◆ **Information supplied**:
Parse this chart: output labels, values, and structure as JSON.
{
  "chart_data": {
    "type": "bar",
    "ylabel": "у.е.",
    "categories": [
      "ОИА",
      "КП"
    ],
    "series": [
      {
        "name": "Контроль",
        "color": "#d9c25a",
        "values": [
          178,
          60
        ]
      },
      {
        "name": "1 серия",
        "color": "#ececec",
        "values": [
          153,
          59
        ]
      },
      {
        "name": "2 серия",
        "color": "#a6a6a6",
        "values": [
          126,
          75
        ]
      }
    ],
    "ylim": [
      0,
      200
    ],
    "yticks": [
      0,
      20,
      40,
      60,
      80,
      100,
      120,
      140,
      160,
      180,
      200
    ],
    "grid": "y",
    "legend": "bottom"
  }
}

◆ **Directions**:
Each record above should be returned exactly as it appears.

◆ **Written solution**:
Parse this chart: output labels, values, and structure as JSON.
{
  "chart_data": {
    "type": "bar",
    "ylabel": "у.е.",
    "categories": [
      "ОИА",
      "КП"
    ],
    "series": [
      {
        "name": "Контроль",
        "color": "#d9c25a",
        "values": [
          178,
          60
        ]
      },
      {
        "name": "1 серия",
        "color": "#ececec",
        "values": [
          153,
          59
        ]
      },
      {
        "name": "2 серия",
        "color": "#a6a6a6",
        "values": [
          126,
          75
        ]
      }
    ],
    "ylim": [
      0,
      200
    ],
    "yticks": [
      0,
      20,
      40,
      60,
      80,
      100,
      120,
      140,
      160,
      180,
      200
    ],
    "grid": "y",
    "legend": "bottom"
  }
}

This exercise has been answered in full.